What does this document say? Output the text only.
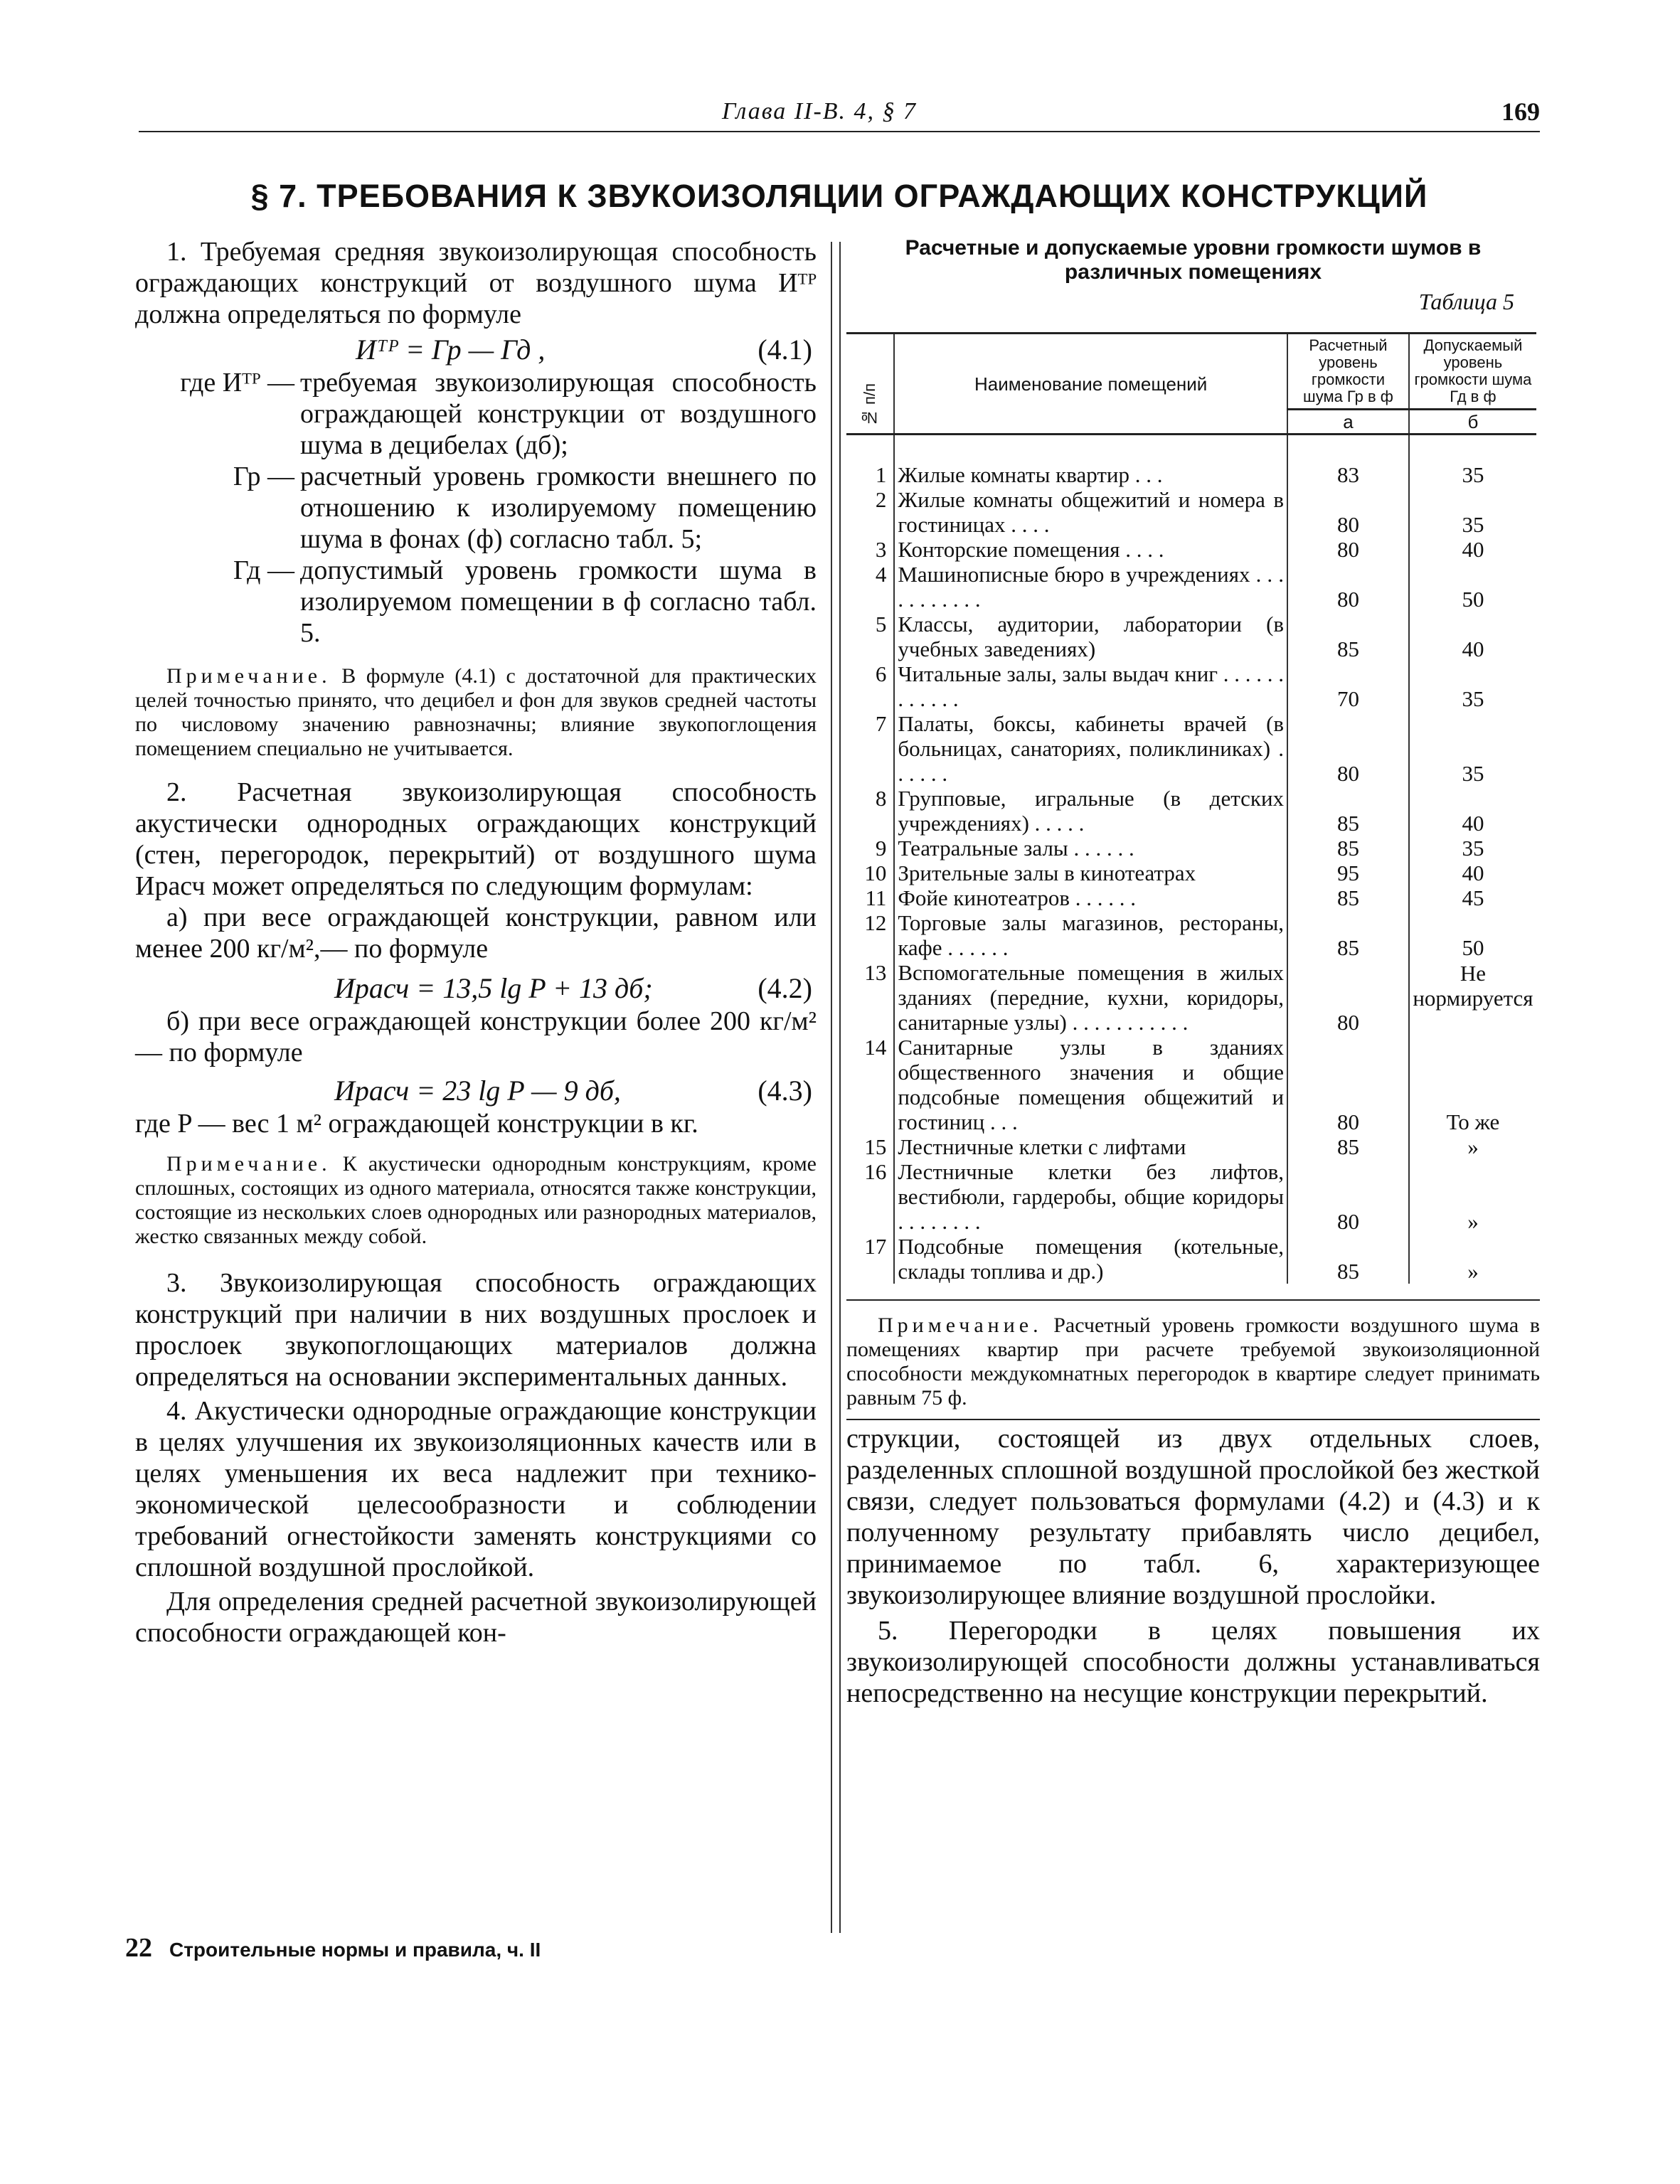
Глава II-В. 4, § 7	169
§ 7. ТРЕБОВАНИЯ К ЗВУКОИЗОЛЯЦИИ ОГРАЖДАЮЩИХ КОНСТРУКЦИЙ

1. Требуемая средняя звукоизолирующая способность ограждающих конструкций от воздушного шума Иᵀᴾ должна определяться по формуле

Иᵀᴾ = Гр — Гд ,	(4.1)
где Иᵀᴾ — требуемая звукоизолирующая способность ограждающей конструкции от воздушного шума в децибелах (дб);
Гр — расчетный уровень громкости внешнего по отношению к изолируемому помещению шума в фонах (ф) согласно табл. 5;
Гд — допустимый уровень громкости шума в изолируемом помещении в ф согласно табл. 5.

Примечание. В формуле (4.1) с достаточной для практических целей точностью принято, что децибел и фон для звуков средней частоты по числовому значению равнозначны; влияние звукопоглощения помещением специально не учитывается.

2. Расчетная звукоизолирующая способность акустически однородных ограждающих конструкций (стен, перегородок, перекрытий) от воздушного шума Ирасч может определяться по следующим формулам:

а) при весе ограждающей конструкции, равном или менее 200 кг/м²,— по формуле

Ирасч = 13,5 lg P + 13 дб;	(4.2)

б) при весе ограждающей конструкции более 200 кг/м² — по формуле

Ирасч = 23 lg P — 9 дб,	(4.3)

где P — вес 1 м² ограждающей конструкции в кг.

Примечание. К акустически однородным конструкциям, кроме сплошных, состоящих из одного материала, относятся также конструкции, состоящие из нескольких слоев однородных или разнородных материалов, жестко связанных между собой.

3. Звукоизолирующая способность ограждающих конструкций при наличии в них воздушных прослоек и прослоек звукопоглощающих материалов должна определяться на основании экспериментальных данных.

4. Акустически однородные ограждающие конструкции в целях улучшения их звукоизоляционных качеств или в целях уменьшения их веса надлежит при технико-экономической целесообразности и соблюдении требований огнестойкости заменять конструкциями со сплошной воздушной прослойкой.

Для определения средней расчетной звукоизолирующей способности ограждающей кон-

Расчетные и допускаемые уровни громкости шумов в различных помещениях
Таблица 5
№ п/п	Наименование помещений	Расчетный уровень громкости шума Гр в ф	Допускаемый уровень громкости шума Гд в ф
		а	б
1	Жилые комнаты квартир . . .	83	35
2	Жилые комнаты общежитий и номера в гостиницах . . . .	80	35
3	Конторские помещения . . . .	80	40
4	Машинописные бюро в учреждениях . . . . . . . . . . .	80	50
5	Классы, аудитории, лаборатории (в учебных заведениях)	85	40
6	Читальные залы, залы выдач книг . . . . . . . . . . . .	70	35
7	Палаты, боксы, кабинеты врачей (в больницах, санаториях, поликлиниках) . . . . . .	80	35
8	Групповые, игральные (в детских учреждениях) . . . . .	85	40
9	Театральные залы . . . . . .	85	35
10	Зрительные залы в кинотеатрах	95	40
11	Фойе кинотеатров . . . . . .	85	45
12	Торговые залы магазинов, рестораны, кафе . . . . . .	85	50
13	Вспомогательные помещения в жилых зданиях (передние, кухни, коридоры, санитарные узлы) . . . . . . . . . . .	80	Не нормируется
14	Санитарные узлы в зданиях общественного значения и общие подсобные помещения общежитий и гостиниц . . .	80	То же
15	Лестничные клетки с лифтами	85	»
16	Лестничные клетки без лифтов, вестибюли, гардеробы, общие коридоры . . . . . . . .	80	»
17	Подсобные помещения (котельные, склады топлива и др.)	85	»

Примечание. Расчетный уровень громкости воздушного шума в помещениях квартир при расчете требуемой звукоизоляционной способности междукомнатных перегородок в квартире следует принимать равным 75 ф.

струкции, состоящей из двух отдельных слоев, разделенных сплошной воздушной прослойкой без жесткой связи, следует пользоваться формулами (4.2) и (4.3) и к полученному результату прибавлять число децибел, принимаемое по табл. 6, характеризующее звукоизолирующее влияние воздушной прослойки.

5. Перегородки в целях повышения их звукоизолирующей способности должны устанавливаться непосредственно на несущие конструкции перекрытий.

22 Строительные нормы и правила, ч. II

--

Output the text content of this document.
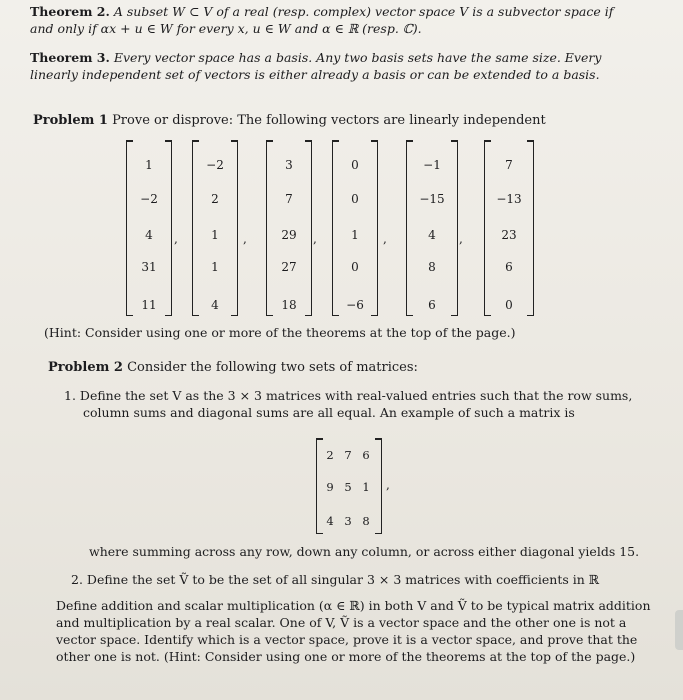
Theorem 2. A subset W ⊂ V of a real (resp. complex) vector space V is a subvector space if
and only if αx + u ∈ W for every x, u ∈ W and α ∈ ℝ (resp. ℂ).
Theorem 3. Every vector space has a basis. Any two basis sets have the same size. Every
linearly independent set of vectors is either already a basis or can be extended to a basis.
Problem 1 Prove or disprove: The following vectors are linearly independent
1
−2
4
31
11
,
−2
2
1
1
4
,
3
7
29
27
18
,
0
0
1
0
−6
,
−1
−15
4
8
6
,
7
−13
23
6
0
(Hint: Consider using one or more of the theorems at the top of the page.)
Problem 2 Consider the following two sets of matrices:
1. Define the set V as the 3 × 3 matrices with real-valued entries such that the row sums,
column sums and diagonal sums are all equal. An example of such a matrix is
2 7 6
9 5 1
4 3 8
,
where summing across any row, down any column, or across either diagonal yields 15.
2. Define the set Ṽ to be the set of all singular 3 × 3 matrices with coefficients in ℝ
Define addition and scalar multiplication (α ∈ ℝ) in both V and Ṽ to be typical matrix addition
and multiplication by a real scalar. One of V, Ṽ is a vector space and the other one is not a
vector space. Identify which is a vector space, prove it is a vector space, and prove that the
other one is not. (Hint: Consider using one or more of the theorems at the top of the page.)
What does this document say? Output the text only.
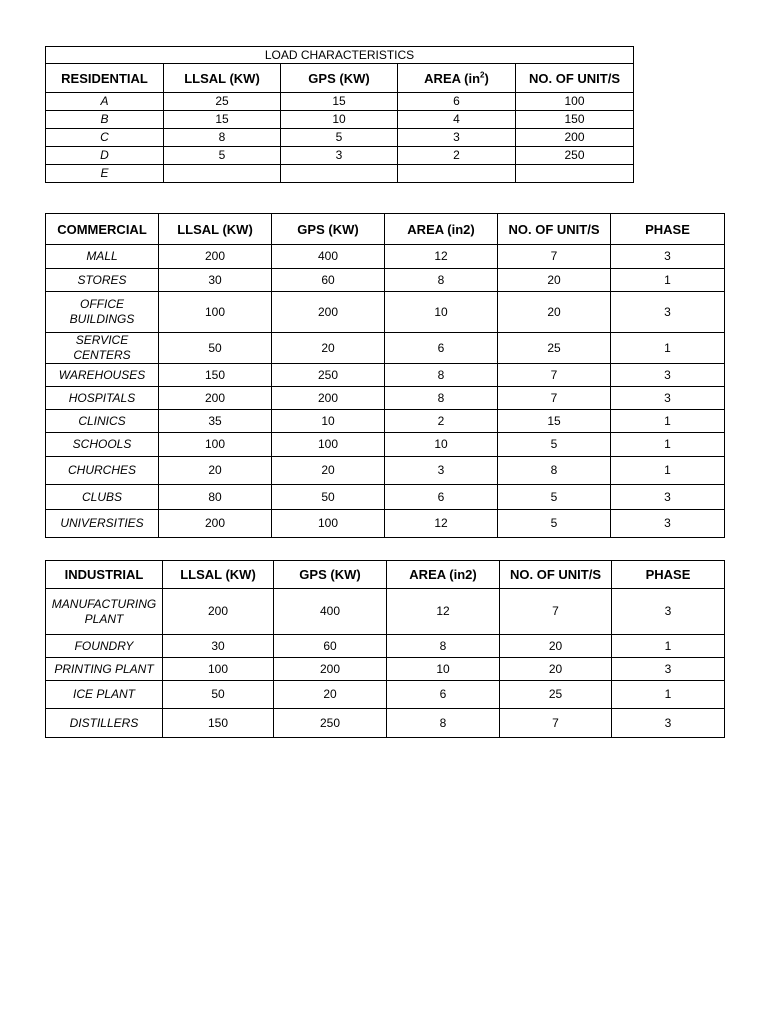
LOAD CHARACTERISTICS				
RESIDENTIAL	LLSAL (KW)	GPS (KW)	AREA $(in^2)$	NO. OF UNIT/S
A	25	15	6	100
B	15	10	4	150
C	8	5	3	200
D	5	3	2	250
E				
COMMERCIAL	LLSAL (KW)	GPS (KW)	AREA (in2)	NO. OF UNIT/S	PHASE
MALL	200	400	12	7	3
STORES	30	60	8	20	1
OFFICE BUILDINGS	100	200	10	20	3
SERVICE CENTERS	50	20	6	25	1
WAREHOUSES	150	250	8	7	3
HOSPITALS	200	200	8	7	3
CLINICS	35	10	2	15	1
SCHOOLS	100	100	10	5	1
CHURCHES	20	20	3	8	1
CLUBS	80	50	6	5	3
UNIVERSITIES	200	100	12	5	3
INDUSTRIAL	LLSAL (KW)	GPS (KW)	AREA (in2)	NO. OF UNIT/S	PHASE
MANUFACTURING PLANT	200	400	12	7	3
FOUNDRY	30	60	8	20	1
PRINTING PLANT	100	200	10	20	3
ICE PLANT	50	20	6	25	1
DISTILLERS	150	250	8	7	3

==

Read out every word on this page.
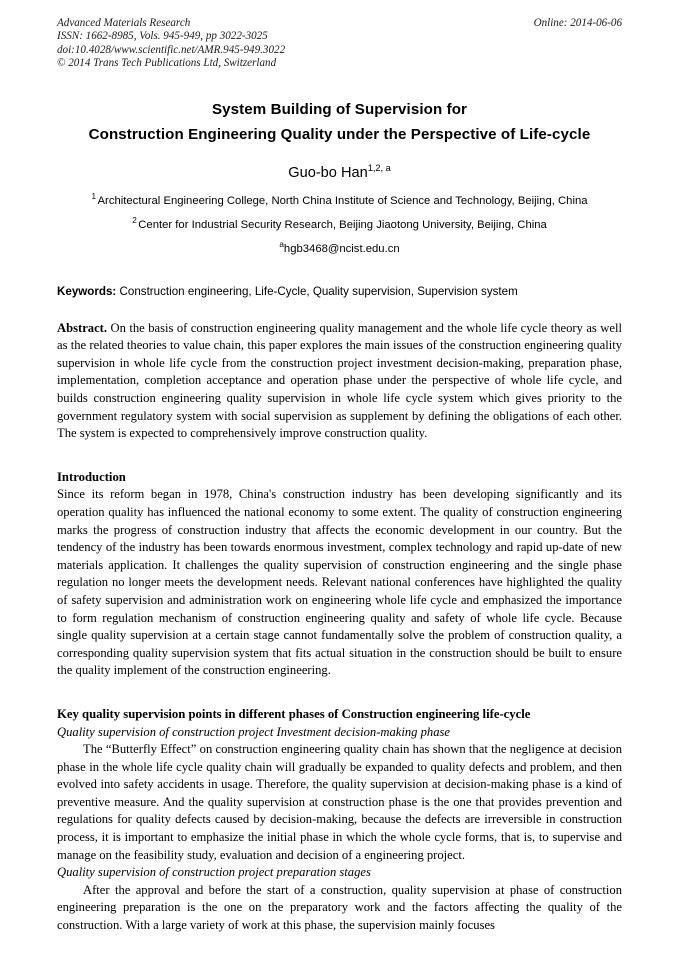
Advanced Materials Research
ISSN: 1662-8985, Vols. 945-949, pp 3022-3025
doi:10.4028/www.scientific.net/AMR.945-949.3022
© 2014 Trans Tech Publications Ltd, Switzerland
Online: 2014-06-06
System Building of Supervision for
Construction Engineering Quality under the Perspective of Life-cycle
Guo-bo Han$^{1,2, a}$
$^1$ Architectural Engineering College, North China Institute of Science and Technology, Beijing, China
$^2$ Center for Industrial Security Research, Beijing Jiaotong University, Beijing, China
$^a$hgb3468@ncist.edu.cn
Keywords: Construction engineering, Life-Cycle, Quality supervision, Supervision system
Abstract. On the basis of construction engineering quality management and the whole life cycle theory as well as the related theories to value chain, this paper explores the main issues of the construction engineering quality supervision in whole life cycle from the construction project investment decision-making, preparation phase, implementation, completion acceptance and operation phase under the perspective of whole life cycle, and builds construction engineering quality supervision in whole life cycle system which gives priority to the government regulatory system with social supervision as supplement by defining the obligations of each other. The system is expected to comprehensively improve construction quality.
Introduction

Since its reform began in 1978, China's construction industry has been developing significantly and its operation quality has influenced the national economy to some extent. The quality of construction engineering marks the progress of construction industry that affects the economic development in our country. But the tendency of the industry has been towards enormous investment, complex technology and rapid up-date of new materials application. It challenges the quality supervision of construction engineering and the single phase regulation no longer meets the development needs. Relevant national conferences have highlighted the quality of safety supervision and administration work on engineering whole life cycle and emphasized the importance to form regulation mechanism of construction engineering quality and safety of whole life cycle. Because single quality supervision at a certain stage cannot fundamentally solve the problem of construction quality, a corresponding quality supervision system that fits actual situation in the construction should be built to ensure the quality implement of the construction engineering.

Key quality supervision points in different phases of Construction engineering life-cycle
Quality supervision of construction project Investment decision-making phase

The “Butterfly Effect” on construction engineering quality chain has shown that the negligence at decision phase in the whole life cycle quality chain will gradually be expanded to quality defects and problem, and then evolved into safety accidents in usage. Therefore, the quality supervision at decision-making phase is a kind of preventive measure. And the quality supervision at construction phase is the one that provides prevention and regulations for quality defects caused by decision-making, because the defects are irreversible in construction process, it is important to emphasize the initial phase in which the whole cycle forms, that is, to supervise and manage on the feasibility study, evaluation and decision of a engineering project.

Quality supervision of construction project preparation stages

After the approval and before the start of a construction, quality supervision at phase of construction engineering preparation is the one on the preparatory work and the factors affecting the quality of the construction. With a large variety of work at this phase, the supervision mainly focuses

** DIRECTIONS **
From the entries above, extract each line containing "залы".

** SOLUTION FOR THIS TASK **
6	Читальные залы, залы выдач книг . . . . . . . . . . . .	70	35
9	Театральные залы . . . . . .	85	35
10	Зрительные залы в кинотеатрах	95	40
12	Торговые залы магазинов, рестораны, кафе . . . . . .	85	50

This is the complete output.